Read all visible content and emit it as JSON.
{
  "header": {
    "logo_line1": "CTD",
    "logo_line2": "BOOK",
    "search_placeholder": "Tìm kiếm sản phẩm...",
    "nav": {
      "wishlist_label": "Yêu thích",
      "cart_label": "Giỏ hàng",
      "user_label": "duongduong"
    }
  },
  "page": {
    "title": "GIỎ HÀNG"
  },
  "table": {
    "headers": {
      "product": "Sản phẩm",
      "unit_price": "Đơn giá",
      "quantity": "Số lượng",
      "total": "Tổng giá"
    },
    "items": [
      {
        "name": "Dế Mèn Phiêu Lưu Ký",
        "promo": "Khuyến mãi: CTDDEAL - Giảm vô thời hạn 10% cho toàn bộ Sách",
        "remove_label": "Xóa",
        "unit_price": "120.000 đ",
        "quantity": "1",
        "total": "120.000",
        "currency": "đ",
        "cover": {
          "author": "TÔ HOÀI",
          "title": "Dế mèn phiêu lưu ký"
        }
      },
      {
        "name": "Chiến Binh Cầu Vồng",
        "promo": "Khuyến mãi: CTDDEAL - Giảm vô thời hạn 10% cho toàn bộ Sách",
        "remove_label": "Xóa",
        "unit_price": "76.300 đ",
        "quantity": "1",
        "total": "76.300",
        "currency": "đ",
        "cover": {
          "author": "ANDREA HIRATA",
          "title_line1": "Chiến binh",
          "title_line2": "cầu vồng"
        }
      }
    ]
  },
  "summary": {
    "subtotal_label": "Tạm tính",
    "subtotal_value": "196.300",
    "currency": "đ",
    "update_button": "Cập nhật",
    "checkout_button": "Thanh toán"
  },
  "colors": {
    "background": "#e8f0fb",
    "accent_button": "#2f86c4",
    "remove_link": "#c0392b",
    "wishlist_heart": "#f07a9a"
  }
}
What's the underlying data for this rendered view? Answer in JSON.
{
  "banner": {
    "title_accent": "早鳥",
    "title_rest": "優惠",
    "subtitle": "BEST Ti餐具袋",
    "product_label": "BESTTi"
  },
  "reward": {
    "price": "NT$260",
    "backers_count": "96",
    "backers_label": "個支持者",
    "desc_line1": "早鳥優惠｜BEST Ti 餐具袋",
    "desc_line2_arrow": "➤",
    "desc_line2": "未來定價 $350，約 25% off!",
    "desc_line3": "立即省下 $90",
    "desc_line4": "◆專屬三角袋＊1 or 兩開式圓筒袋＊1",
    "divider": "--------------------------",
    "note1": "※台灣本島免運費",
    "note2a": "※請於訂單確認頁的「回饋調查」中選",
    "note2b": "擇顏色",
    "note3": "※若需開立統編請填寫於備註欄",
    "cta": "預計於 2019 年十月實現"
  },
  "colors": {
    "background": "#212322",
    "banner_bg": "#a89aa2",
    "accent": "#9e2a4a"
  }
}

--------------------------------

— BRIEF —
List every line in the records above that contains the word "author".

— RESULT OF THIS EXERCISE —
          "author": "TÔ HOÀI",
          "author": "ANDREA HIRATA",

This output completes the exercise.